# start of MATERIAL

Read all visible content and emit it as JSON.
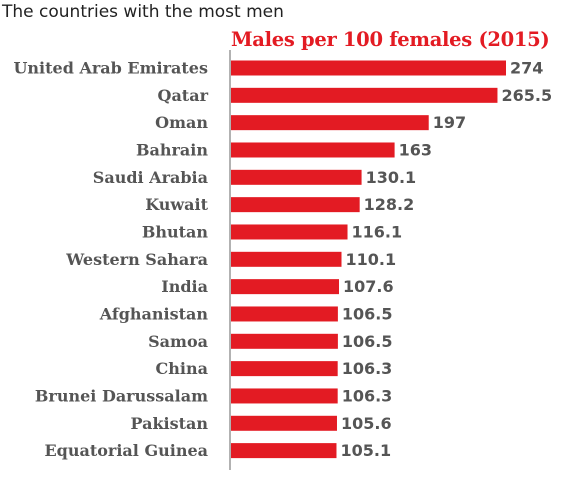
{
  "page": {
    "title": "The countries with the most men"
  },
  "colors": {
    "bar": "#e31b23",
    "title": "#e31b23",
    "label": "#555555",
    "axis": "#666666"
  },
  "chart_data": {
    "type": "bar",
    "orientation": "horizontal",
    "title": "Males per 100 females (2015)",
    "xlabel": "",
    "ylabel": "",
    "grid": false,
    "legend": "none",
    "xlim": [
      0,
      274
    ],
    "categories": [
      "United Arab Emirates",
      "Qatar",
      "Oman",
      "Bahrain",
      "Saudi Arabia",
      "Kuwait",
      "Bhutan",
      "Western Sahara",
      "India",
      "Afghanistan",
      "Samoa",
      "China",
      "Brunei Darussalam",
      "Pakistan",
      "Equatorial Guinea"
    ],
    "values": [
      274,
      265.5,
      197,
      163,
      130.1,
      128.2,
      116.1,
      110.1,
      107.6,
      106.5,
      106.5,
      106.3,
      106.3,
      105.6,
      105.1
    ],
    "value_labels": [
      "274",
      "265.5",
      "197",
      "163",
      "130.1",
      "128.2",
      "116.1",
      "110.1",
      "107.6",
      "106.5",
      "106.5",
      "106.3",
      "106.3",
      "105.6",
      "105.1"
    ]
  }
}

# end of MATERIAL
# start of MATERIAL

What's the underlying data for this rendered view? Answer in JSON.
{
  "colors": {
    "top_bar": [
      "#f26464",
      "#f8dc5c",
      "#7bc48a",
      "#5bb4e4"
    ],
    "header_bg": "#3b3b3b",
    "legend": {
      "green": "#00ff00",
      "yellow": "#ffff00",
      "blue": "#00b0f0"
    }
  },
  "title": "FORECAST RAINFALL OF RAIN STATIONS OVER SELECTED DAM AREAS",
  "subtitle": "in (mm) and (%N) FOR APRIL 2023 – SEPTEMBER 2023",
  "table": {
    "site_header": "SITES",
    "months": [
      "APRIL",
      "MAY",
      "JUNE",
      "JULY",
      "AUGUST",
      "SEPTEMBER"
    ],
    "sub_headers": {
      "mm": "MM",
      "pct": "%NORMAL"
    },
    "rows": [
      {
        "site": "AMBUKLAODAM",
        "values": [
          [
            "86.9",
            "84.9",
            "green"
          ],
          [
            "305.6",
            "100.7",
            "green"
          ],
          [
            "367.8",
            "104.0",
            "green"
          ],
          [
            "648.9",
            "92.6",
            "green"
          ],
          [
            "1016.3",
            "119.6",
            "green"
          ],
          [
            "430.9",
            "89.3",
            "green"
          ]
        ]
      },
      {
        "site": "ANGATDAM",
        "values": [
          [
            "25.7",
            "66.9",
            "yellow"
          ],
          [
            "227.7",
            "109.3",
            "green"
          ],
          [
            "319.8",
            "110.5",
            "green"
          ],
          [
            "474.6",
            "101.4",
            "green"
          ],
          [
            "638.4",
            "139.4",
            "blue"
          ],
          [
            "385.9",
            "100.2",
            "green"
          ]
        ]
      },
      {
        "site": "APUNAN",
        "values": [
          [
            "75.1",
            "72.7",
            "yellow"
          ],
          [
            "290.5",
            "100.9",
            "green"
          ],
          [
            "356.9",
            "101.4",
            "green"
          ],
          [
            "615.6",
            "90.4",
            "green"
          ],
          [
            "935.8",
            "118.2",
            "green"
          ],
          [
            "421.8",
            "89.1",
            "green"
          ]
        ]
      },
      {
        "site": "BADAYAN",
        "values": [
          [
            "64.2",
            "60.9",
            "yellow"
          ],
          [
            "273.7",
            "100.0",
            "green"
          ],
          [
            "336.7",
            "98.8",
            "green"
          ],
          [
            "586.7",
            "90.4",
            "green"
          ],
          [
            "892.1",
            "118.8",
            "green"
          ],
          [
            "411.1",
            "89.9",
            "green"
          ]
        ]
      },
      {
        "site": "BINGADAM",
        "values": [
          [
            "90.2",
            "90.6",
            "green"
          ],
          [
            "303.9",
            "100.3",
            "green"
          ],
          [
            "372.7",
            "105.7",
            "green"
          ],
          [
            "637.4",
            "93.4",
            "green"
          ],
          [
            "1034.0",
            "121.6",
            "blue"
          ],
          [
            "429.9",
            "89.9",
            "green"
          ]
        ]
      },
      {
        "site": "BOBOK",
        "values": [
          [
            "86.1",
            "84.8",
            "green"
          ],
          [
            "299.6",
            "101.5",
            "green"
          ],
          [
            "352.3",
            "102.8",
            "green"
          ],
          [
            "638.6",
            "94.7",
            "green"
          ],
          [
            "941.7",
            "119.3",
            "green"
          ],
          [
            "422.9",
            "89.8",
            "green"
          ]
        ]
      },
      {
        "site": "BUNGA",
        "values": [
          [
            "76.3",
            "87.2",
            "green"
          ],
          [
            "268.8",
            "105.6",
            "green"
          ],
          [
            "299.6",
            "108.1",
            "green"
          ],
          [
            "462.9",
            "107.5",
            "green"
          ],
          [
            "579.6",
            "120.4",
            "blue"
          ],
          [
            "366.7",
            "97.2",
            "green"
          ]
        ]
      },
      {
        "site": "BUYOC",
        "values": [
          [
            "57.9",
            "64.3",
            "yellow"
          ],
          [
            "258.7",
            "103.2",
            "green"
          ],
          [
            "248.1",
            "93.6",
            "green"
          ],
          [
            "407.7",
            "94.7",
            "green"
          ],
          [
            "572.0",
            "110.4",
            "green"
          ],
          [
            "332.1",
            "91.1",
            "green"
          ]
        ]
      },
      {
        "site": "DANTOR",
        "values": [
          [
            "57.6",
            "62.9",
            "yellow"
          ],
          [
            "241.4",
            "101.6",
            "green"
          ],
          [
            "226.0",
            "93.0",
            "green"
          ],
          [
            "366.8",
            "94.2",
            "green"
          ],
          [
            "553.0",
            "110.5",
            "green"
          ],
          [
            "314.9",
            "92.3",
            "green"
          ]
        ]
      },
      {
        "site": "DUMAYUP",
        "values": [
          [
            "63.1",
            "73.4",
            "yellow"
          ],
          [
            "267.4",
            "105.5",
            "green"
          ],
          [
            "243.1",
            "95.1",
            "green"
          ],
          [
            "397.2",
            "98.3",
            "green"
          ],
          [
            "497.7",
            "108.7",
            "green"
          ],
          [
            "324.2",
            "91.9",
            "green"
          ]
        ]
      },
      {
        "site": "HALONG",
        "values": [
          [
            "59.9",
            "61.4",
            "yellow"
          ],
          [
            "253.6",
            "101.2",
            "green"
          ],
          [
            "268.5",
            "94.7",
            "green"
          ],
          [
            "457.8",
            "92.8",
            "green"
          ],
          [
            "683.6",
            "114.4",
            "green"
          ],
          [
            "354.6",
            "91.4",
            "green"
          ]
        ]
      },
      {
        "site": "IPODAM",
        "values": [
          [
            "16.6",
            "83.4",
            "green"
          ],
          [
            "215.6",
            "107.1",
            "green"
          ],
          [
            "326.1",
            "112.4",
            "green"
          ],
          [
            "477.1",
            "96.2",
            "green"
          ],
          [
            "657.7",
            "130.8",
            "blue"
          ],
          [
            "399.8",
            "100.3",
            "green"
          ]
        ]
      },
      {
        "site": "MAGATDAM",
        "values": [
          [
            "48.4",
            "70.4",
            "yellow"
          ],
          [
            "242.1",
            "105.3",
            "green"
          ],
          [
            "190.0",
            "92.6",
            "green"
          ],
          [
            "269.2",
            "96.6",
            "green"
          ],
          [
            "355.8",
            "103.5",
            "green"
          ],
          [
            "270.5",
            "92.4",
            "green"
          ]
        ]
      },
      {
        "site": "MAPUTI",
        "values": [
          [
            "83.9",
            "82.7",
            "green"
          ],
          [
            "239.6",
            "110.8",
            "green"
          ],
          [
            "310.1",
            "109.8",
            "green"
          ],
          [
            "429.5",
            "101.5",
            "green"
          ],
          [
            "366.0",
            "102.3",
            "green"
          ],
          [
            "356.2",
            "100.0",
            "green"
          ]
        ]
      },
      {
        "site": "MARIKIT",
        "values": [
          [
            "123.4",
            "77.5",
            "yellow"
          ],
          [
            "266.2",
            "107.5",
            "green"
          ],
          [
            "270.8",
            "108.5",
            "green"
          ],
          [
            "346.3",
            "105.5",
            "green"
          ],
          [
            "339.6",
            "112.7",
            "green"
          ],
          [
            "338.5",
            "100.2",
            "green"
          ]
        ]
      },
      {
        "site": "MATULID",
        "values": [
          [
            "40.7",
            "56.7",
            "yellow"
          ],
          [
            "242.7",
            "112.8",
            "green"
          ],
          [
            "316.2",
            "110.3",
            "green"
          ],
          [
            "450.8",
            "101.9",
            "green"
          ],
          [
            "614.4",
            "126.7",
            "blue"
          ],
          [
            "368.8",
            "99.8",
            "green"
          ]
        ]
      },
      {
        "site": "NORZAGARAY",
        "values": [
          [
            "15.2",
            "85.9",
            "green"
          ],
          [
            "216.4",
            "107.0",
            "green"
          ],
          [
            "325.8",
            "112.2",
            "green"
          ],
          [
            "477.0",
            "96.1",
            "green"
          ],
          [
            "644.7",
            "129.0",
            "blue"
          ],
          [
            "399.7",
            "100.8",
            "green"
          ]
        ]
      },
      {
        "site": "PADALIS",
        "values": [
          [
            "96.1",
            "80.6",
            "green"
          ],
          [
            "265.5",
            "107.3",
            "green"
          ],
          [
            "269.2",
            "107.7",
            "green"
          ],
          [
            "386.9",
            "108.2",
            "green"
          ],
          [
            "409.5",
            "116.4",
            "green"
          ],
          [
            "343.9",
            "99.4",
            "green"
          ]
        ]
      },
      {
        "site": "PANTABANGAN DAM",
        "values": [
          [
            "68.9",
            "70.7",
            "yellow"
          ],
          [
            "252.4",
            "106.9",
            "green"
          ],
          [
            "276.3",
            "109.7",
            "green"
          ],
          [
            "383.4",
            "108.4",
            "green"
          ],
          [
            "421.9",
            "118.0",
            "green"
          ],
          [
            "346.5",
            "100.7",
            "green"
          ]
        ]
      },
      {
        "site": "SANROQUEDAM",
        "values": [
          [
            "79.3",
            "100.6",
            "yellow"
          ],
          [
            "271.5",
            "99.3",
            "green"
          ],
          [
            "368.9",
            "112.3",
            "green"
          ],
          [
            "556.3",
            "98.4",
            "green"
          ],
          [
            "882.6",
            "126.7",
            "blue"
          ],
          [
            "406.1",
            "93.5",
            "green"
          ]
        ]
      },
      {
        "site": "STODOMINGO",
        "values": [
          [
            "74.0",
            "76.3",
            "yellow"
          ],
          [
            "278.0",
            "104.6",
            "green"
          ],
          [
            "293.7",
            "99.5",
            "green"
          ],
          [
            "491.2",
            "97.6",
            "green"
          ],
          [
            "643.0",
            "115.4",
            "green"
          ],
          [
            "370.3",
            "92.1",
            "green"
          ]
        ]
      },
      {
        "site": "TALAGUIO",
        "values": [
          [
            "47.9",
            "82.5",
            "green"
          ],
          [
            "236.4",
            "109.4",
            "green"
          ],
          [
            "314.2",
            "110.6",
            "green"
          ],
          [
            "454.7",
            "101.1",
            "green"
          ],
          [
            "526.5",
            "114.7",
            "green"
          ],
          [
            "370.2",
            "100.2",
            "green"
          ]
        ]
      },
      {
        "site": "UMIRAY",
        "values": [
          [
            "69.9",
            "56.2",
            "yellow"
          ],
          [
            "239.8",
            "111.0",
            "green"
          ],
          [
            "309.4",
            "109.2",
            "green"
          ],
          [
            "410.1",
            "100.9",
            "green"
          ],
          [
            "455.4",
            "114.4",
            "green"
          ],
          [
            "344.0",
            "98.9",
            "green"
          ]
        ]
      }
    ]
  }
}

# end of MATERIAL
# start of MATERIAL

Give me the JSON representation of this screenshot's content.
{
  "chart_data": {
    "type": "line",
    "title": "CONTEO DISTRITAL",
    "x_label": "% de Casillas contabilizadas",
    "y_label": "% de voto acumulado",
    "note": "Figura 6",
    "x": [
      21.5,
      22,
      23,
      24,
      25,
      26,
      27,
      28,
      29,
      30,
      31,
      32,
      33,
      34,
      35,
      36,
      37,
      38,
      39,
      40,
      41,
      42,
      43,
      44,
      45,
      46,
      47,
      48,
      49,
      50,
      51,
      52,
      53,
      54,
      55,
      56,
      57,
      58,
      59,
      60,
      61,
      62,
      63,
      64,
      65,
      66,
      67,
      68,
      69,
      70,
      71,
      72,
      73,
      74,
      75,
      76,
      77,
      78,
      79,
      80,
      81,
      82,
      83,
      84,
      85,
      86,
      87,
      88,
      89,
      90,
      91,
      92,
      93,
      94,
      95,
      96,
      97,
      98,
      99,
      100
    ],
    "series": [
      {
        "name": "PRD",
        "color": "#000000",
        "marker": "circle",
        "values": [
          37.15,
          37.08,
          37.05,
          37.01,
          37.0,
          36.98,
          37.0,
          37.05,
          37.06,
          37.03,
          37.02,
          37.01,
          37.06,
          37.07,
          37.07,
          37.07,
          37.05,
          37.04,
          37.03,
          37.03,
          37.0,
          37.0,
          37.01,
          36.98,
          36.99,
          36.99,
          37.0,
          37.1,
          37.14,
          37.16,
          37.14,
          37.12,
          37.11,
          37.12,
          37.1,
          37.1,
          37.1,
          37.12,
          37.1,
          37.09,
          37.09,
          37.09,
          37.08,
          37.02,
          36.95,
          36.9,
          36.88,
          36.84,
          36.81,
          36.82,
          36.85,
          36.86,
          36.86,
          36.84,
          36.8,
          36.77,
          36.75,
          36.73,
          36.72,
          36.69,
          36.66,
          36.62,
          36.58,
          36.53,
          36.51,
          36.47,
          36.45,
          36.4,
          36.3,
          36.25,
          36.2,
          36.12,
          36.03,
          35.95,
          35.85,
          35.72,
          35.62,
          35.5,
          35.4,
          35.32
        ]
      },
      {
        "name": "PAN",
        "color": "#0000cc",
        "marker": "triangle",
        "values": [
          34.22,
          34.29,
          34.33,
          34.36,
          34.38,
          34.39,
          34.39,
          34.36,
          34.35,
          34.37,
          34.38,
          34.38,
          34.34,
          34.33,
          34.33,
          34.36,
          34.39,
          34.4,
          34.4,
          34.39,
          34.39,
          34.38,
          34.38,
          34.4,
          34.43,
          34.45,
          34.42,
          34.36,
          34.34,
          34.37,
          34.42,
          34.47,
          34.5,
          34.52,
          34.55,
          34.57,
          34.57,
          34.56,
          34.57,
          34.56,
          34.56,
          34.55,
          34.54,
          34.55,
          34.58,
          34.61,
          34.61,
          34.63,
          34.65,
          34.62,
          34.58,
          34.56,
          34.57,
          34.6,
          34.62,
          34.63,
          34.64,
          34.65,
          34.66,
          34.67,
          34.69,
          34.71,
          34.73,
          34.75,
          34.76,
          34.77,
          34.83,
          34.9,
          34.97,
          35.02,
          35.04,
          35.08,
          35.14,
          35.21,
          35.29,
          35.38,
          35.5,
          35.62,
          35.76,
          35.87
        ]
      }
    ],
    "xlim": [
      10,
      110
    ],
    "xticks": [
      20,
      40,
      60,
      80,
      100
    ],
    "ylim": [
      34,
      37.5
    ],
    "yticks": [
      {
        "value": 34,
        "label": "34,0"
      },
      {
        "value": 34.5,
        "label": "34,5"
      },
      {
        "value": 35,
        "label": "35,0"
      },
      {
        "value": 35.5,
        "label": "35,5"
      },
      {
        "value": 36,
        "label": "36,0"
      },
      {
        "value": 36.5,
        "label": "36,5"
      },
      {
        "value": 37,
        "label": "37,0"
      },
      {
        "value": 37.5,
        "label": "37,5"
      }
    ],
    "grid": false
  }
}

# end of MATERIAL

▶ [AIM OF THE EXERCISE]:
Reproduce each line from the records that contains the word "content".

▶ [FINAL RESULT]:
Read all visible content and emit it as JSON.
Give me the JSON representation of this screenshot's content.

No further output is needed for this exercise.